Stored data:
::::::

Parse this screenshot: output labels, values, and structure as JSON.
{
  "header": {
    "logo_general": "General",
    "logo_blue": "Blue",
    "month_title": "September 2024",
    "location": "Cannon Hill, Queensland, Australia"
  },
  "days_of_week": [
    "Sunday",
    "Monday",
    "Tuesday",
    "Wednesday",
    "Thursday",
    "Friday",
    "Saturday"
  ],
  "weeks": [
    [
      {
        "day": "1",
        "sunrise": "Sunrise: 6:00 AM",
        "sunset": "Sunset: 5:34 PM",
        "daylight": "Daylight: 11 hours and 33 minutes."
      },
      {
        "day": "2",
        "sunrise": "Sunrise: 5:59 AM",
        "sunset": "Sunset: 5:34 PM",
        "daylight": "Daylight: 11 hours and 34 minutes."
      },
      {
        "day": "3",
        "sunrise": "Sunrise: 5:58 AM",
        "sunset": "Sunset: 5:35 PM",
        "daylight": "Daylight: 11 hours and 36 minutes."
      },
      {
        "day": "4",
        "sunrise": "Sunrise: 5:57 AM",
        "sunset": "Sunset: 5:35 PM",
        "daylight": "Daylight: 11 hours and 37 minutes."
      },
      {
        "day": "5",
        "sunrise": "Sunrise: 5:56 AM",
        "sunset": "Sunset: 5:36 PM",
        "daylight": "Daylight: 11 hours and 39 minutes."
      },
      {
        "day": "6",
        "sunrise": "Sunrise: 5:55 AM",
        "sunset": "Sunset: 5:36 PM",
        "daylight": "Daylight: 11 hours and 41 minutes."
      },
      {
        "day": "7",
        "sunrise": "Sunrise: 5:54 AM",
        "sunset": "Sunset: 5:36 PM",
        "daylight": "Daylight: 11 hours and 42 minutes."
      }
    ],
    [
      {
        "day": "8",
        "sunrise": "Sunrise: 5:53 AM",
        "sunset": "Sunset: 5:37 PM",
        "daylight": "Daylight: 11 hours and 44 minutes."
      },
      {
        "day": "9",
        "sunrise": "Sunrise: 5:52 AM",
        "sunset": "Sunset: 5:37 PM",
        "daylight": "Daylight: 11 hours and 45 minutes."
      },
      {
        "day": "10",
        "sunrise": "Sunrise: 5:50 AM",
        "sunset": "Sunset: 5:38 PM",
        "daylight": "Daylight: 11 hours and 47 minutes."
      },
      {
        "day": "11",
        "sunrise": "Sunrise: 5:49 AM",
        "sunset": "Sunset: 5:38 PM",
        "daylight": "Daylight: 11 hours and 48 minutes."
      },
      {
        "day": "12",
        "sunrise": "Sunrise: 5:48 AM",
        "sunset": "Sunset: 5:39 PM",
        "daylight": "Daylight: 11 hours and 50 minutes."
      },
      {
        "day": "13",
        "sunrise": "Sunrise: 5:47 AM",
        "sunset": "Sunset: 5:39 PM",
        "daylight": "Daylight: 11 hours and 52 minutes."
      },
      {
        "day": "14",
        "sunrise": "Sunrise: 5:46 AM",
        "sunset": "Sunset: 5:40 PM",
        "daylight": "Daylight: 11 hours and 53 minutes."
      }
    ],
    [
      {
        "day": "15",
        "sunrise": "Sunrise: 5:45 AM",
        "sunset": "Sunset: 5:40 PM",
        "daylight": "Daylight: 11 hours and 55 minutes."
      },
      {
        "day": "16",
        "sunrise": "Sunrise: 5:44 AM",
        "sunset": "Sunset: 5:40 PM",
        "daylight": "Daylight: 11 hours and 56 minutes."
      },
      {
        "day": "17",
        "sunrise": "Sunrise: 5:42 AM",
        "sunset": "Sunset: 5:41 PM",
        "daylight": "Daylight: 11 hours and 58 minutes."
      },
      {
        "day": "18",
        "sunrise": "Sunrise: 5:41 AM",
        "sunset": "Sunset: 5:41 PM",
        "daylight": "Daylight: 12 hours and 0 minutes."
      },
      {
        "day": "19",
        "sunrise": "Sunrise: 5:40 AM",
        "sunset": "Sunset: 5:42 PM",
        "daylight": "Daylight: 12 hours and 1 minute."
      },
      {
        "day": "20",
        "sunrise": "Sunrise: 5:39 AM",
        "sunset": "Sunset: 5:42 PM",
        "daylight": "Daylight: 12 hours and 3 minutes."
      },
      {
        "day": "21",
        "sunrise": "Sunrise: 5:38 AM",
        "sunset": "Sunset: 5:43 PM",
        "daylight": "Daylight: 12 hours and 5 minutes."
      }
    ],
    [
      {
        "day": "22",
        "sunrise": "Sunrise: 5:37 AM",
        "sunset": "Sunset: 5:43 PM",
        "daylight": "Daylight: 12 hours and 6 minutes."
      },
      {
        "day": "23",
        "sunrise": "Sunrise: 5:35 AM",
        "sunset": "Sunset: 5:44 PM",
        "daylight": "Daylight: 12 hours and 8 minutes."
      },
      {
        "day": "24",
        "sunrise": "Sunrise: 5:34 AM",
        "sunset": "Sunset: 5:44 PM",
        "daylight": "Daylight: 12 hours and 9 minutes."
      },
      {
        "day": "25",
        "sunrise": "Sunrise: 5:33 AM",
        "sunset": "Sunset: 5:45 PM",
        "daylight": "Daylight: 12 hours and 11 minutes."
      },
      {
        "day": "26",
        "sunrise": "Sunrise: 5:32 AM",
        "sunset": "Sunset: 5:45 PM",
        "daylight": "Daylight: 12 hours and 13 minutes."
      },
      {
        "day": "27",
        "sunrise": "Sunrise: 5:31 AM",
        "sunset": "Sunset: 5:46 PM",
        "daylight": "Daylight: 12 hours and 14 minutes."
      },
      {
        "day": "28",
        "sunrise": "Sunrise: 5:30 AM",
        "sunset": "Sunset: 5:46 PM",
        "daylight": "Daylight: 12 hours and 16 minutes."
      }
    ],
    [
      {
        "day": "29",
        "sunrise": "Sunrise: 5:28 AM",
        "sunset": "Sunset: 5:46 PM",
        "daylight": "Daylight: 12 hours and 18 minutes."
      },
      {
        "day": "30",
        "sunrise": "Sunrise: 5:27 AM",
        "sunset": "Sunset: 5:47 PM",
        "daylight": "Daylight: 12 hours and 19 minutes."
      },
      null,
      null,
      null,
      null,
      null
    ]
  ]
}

::::::

__Work instructions__
From the listing above, reproduce all the lines exactly.

__Solved exercise__
Parse this screenshot: output labels, values, and structure as JSON.
{
  "header": {
    "logo_general": "General",
    "logo_blue": "Blue",
    "month_title": "September 2024",
    "location": "Cannon Hill, Queensland, Australia"
  },
  "days_of_week": [
    "Sunday",
    "Monday",
    "Tuesday",
    "Wednesday",
    "Thursday",
    "Friday",
    "Saturday"
  ],
  "weeks": [
    [
      {
        "day": "1",
        "sunrise": "Sunrise: 6:00 AM",
        "sunset": "Sunset: 5:34 PM",
        "daylight": "Daylight: 11 hours and 33 minutes."
      },
      {
        "day": "2",
        "sunrise": "Sunrise: 5:59 AM",
        "sunset": "Sunset: 5:34 PM",
        "daylight": "Daylight: 11 hours and 34 minutes."
      },
      {
        "day": "3",
        "sunrise": "Sunrise: 5:58 AM",
        "sunset": "Sunset: 5:35 PM",
        "daylight": "Daylight: 11 hours and 36 minutes."
      },
      {
        "day": "4",
        "sunrise": "Sunrise: 5:57 AM",
        "sunset": "Sunset: 5:35 PM",
        "daylight": "Daylight: 11 hours and 37 minutes."
      },
      {
        "day": "5",
        "sunrise": "Sunrise: 5:56 AM",
        "sunset": "Sunset: 5:36 PM",
        "daylight": "Daylight: 11 hours and 39 minutes."
      },
      {
        "day": "6",
        "sunrise": "Sunrise: 5:55 AM",
        "sunset": "Sunset: 5:36 PM",
        "daylight": "Daylight: 11 hours and 41 minutes."
      },
      {
        "day": "7",
        "sunrise": "Sunrise: 5:54 AM",
        "sunset": "Sunset: 5:36 PM",
        "daylight": "Daylight: 11 hours and 42 minutes."
      }
    ],
    [
      {
        "day": "8",
        "sunrise": "Sunrise: 5:53 AM",
        "sunset": "Sunset: 5:37 PM",
        "daylight": "Daylight: 11 hours and 44 minutes."
      },
      {
        "day": "9",
        "sunrise": "Sunrise: 5:52 AM",
        "sunset": "Sunset: 5:37 PM",
        "daylight": "Daylight: 11 hours and 45 minutes."
      },
      {
        "day": "10",
        "sunrise": "Sunrise: 5:50 AM",
        "sunset": "Sunset: 5:38 PM",
        "daylight": "Daylight: 11 hours and 47 minutes."
      },
      {
        "day": "11",
        "sunrise": "Sunrise: 5:49 AM",
        "sunset": "Sunset: 5:38 PM",
        "daylight": "Daylight: 11 hours and 48 minutes."
      },
      {
        "day": "12",
        "sunrise": "Sunrise: 5:48 AM",
        "sunset": "Sunset: 5:39 PM",
        "daylight": "Daylight: 11 hours and 50 minutes."
      },
      {
        "day": "13",
        "sunrise": "Sunrise: 5:47 AM",
        "sunset": "Sunset: 5:39 PM",
        "daylight": "Daylight: 11 hours and 52 minutes."
      },
      {
        "day": "14",
        "sunrise": "Sunrise: 5:46 AM",
        "sunset": "Sunset: 5:40 PM",
        "daylight": "Daylight: 11 hours and 53 minutes."
      }
    ],
    [
      {
        "day": "15",
        "sunrise": "Sunrise: 5:45 AM",
        "sunset": "Sunset: 5:40 PM",
        "daylight": "Daylight: 11 hours and 55 minutes."
      },
      {
        "day": "16",
        "sunrise": "Sunrise: 5:44 AM",
        "sunset": "Sunset: 5:40 PM",
        "daylight": "Daylight: 11 hours and 56 minutes."
      },
      {
        "day": "17",
        "sunrise": "Sunrise: 5:42 AM",
        "sunset": "Sunset: 5:41 PM",
        "daylight": "Daylight: 11 hours and 58 minutes."
      },
      {
        "day": "18",
        "sunrise": "Sunrise: 5:41 AM",
        "sunset": "Sunset: 5:41 PM",
        "daylight": "Daylight: 12 hours and 0 minutes."
      },
      {
        "day": "19",
        "sunrise": "Sunrise: 5:40 AM",
        "sunset": "Sunset: 5:42 PM",
        "daylight": "Daylight: 12 hours and 1 minute."
      },
      {
        "day": "20",
        "sunrise": "Sunrise: 5:39 AM",
        "sunset": "Sunset: 5:42 PM",
        "daylight": "Daylight: 12 hours and 3 minutes."
      },
      {
        "day": "21",
        "sunrise": "Sunrise: 5:38 AM",
        "sunset": "Sunset: 5:43 PM",
        "daylight": "Daylight: 12 hours and 5 minutes."
      }
    ],
    [
      {
        "day": "22",
        "sunrise": "Sunrise: 5:37 AM",
        "sunset": "Sunset: 5:43 PM",
        "daylight": "Daylight: 12 hours and 6 minutes."
      },
      {
        "day": "23",
        "sunrise": "Sunrise: 5:35 AM",
        "sunset": "Sunset: 5:44 PM",
        "daylight": "Daylight: 12 hours and 8 minutes."
      },
      {
        "day": "24",
        "sunrise": "Sunrise: 5:34 AM",
        "sunset": "Sunset: 5:44 PM",
        "daylight": "Daylight: 12 hours and 9 minutes."
      },
      {
        "day": "25",
        "sunrise": "Sunrise: 5:33 AM",
        "sunset": "Sunset: 5:45 PM",
        "daylight": "Daylight: 12 hours and 11 minutes."
      },
      {
        "day": "26",
        "sunrise": "Sunrise: 5:32 AM",
        "sunset": "Sunset: 5:45 PM",
        "daylight": "Daylight: 12 hours and 13 minutes."
      },
      {
        "day": "27",
        "sunrise": "Sunrise: 5:31 AM",
        "sunset": "Sunset: 5:46 PM",
        "daylight": "Daylight: 12 hours and 14 minutes."
      },
      {
        "day": "28",
        "sunrise": "Sunrise: 5:30 AM",
        "sunset": "Sunset: 5:46 PM",
        "daylight": "Daylight: 12 hours and 16 minutes."
      }
    ],
    [
      {
        "day": "29",
        "sunrise": "Sunrise: 5:28 AM",
        "sunset": "Sunset: 5:46 PM",
        "daylight": "Daylight: 12 hours and 18 minutes."
      },
      {
        "day": "30",
        "sunrise": "Sunrise: 5:27 AM",
        "sunset": "Sunset: 5:47 PM",
        "daylight": "Daylight: 12 hours and 19 minutes."
      },
      null,
      null,
      null,
      null,
      null
    ]
  ]
}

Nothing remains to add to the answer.